INFORMATION GIVEN »
----------
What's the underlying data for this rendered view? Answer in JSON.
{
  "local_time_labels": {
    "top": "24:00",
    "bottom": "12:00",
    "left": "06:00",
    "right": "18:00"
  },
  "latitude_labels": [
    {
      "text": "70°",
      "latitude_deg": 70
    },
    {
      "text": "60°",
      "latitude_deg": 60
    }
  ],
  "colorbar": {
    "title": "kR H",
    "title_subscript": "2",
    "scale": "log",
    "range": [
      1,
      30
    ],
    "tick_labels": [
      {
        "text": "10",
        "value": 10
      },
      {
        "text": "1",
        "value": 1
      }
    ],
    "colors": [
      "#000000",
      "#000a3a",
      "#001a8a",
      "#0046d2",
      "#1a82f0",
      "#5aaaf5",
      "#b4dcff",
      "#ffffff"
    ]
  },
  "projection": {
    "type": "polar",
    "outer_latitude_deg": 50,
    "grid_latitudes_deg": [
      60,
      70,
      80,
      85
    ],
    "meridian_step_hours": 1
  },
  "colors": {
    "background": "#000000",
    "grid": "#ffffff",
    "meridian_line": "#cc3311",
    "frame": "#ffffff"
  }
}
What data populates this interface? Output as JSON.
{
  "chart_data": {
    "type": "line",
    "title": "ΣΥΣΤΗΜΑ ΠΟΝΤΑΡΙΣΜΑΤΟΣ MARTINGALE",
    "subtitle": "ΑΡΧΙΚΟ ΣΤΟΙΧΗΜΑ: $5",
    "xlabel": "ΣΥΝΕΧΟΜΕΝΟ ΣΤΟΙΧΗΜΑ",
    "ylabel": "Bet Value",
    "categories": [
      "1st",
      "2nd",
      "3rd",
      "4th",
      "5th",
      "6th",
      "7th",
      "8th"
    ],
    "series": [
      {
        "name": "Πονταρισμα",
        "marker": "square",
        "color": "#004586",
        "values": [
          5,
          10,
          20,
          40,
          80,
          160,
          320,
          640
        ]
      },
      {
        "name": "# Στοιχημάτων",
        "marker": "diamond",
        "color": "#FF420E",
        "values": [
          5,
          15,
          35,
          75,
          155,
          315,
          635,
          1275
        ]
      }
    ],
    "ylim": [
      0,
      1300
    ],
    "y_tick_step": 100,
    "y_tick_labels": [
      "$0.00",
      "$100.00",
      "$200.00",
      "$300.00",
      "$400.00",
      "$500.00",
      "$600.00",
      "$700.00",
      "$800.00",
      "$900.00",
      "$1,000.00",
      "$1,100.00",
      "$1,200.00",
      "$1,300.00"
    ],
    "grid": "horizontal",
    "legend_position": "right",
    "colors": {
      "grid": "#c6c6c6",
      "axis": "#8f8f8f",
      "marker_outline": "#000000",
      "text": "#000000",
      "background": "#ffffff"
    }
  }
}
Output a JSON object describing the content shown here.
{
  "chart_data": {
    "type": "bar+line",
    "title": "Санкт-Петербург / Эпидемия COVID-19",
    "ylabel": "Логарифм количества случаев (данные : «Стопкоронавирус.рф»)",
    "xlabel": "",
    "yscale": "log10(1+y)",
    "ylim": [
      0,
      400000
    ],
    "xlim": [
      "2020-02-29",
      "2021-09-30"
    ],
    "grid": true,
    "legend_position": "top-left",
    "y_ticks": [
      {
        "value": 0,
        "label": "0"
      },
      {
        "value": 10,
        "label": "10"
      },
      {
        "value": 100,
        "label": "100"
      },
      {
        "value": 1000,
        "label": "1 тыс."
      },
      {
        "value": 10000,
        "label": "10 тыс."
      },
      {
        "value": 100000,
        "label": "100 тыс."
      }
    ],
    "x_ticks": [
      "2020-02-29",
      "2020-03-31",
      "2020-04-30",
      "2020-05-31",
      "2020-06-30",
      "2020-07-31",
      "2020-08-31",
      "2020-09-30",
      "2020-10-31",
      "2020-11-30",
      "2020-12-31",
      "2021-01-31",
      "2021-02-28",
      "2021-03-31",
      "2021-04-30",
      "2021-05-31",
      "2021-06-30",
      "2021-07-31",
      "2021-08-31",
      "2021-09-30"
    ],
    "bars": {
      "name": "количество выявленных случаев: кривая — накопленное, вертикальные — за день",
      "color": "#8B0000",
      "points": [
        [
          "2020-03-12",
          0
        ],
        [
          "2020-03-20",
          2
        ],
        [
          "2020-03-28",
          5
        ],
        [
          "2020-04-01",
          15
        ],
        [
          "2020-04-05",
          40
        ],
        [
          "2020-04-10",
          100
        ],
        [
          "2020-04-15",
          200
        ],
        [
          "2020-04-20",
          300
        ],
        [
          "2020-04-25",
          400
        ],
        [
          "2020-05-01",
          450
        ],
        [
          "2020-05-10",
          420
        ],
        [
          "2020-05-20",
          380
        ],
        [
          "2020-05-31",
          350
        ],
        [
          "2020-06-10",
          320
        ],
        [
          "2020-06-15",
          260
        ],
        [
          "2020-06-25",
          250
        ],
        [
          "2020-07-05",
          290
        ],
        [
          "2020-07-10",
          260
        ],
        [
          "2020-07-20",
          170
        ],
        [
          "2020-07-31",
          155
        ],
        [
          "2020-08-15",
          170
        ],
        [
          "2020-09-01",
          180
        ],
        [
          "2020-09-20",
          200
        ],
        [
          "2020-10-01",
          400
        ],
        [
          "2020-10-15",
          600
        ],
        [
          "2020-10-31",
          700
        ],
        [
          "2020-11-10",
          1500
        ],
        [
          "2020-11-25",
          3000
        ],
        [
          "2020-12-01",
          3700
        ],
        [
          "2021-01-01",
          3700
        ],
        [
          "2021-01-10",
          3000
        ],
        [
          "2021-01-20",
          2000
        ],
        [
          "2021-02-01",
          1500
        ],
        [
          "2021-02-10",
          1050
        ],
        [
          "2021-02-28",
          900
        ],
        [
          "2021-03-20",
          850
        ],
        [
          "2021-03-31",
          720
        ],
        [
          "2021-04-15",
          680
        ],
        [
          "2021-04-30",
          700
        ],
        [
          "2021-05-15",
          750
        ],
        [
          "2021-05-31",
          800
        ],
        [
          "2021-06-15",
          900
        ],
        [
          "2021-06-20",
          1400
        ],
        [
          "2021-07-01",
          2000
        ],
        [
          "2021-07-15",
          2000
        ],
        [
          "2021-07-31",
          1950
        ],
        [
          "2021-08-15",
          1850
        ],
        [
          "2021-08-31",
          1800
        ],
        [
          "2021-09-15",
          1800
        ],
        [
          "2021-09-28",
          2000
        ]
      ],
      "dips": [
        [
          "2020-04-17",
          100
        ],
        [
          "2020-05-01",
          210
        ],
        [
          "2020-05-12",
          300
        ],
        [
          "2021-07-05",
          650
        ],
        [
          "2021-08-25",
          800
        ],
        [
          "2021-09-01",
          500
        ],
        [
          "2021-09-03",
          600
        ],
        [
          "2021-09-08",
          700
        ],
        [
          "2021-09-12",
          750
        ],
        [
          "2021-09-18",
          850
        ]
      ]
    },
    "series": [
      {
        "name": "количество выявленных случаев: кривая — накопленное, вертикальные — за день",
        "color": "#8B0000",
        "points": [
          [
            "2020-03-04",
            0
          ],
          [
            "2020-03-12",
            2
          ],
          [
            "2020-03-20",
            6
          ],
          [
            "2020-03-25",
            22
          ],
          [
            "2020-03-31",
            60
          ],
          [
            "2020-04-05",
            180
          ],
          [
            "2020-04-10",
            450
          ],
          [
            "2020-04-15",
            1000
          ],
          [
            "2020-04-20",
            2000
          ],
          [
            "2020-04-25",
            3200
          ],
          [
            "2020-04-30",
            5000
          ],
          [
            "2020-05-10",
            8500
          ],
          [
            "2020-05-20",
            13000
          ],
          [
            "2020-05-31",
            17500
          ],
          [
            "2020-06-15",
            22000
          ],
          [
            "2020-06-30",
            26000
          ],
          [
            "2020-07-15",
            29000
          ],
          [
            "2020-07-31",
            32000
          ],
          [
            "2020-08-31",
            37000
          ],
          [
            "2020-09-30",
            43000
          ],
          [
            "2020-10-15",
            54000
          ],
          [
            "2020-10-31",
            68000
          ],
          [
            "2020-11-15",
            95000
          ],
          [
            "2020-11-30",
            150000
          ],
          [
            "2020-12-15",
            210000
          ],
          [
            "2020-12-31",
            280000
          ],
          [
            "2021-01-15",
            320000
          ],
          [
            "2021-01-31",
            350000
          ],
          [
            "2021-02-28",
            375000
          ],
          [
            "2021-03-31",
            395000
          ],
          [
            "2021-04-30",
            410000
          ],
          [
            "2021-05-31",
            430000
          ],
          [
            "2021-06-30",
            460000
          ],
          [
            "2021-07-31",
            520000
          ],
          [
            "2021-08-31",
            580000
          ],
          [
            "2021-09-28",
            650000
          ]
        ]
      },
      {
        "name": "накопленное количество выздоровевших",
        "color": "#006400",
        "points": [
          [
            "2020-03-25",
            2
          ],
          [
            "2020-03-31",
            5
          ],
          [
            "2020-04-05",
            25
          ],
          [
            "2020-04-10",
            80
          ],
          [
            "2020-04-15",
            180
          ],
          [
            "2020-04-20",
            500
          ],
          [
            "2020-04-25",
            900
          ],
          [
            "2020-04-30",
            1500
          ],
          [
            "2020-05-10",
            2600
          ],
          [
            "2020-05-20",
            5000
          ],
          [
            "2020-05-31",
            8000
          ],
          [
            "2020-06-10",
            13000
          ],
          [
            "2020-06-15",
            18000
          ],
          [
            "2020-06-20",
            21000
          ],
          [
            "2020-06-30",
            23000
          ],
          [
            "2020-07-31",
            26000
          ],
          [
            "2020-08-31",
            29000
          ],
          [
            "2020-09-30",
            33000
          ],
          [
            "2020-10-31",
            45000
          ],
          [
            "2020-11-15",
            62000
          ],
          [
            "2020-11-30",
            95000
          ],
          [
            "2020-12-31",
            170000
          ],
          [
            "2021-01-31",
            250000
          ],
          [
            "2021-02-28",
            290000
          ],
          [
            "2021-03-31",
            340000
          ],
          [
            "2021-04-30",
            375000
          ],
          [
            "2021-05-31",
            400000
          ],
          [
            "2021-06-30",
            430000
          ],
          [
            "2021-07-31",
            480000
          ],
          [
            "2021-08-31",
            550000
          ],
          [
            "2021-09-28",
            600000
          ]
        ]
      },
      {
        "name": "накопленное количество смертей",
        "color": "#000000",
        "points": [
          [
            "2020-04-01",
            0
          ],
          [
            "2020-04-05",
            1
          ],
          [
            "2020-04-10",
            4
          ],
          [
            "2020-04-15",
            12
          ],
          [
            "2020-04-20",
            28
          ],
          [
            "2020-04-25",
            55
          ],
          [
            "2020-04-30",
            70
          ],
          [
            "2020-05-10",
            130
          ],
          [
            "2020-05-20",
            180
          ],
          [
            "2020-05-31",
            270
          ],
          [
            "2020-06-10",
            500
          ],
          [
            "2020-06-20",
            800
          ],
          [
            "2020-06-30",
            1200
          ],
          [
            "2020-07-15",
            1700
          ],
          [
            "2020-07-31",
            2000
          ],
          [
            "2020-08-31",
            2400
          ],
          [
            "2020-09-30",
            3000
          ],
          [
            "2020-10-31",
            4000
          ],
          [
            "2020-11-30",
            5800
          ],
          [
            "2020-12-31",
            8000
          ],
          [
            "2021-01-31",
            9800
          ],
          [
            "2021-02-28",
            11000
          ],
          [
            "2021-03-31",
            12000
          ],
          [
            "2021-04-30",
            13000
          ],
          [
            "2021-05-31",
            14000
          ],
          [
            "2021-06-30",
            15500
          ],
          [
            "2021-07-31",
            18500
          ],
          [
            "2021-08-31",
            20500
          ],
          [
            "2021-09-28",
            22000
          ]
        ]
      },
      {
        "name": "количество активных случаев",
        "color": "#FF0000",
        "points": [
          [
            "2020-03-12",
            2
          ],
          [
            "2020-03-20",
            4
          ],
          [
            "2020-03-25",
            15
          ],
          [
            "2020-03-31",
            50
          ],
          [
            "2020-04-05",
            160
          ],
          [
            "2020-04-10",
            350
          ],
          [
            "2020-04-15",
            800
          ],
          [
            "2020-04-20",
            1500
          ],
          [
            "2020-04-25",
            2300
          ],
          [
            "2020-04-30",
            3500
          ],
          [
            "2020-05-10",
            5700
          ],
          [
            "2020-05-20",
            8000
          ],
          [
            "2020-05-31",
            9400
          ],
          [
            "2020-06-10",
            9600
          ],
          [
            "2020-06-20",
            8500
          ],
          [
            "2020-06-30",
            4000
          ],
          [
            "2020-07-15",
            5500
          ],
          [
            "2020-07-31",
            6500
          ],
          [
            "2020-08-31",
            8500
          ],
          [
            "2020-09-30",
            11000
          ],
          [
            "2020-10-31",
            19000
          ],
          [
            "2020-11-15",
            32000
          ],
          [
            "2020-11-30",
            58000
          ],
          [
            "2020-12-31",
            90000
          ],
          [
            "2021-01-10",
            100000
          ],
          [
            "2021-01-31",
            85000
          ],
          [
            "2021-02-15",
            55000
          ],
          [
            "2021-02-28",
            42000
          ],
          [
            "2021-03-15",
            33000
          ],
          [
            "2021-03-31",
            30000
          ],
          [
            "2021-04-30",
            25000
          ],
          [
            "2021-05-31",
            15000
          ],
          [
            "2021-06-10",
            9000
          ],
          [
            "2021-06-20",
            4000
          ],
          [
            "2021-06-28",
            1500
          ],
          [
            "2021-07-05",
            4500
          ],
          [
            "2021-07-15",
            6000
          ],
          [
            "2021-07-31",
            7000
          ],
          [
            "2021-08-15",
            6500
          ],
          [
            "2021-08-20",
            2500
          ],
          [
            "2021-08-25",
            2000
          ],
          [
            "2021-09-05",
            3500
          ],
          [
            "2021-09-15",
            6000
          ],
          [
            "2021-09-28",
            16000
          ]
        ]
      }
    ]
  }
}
----------
INSTRUCTIONS TO FOLLOW » List the lines of the entries that include "this".

EXERCISE RESPONSE »
What's the underlying data for this rendered view? Answer in JSON.
What data populates this interface? Output as JSON.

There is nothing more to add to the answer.